--- INSTRUCTIONS FOR THE TASK ---
Sort through the data and copy the lines holding the word "name".

****************

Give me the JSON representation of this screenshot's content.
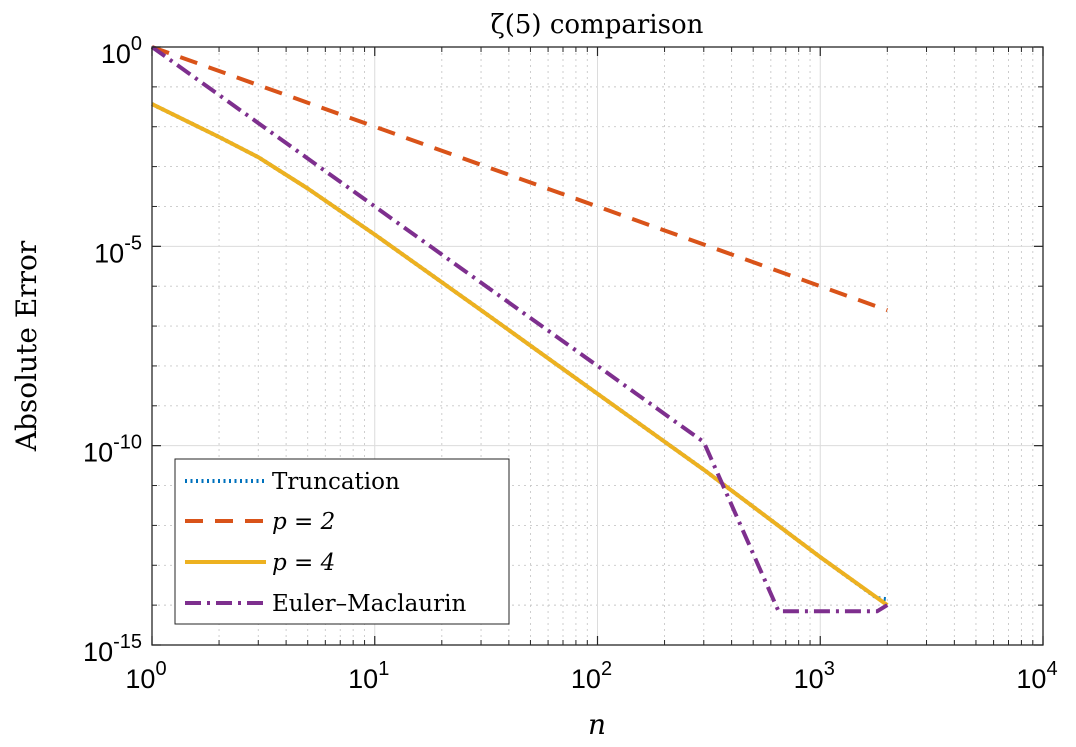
{
  "chart_data": {
    "type": "line",
    "title": "ζ(5) comparison",
    "xlabel": "n",
    "ylabel": "Absolute Error",
    "xscale": "log",
    "yscale": "log",
    "xlim": [
      1,
      10000
    ],
    "ylim": [
      1e-15,
      1
    ],
    "grid": true,
    "minor_grid": true,
    "legend_position": "bottom-left",
    "x_ticks": [
      {
        "base": "10",
        "exp": "0"
      },
      {
        "base": "10",
        "exp": "1"
      },
      {
        "base": "10",
        "exp": "2"
      },
      {
        "base": "10",
        "exp": "3"
      },
      {
        "base": "10",
        "exp": "4"
      }
    ],
    "y_ticks": [
      {
        "base": "10",
        "exp": "0",
        "value": 1
      },
      {
        "base": "10",
        "exp": "-5",
        "value": 1e-05
      },
      {
        "base": "10",
        "exp": "-10",
        "value": 1e-10
      },
      {
        "base": "10",
        "exp": "-15",
        "value": 1e-15
      }
    ],
    "series": [
      {
        "name": "Truncation",
        "color": "#0072BD",
        "dash": "dotted",
        "x": [
          1,
          2,
          3,
          5,
          10,
          30,
          100,
          300,
          1000,
          1800,
          2000
        ],
        "y": [
          0.0369,
          0.00553,
          0.00172,
          0.000283,
          1.97e-05,
          2.52e-07,
          2e-09,
          2.5e-11,
          1.6e-13,
          1.5e-14,
          1.4e-14
        ]
      },
      {
        "name": "p = 2",
        "color": "#D95319",
        "dash": "dashed",
        "x": [
          1,
          2,
          3,
          5,
          10,
          30,
          100,
          300,
          1000,
          2000
        ],
        "y": [
          1,
          0.25,
          0.111,
          0.04,
          0.01,
          0.00111,
          0.0001,
          1.11e-05,
          1e-06,
          2.5e-07
        ]
      },
      {
        "name": "p = 4",
        "color": "#EDB120",
        "dash": "solid",
        "x": [
          1,
          2,
          3,
          5,
          10,
          30,
          100,
          300,
          1000,
          2000
        ],
        "y": [
          0.0369,
          0.00553,
          0.00172,
          0.000283,
          1.97e-05,
          2.52e-07,
          2e-09,
          2.5e-11,
          1.6e-13,
          1e-14
        ]
      },
      {
        "name": "Euler–Maclaurin",
        "color": "#7E2F8E",
        "dash": "dashdot",
        "x": [
          1,
          2,
          3,
          5,
          10,
          30,
          100,
          300,
          650,
          1800,
          2000
        ],
        "y": [
          1,
          0.0625,
          0.0123,
          0.0016,
          0.0001,
          1.23e-06,
          1e-08,
          1.23e-10,
          7e-15,
          7e-15,
          1e-14
        ]
      }
    ]
  }
}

****************

--- OUTPUT ---
        "name": "Truncation",
        "name": "p = 2",
        "name": "p = 4",
        "name": "Euler–Maclaurin",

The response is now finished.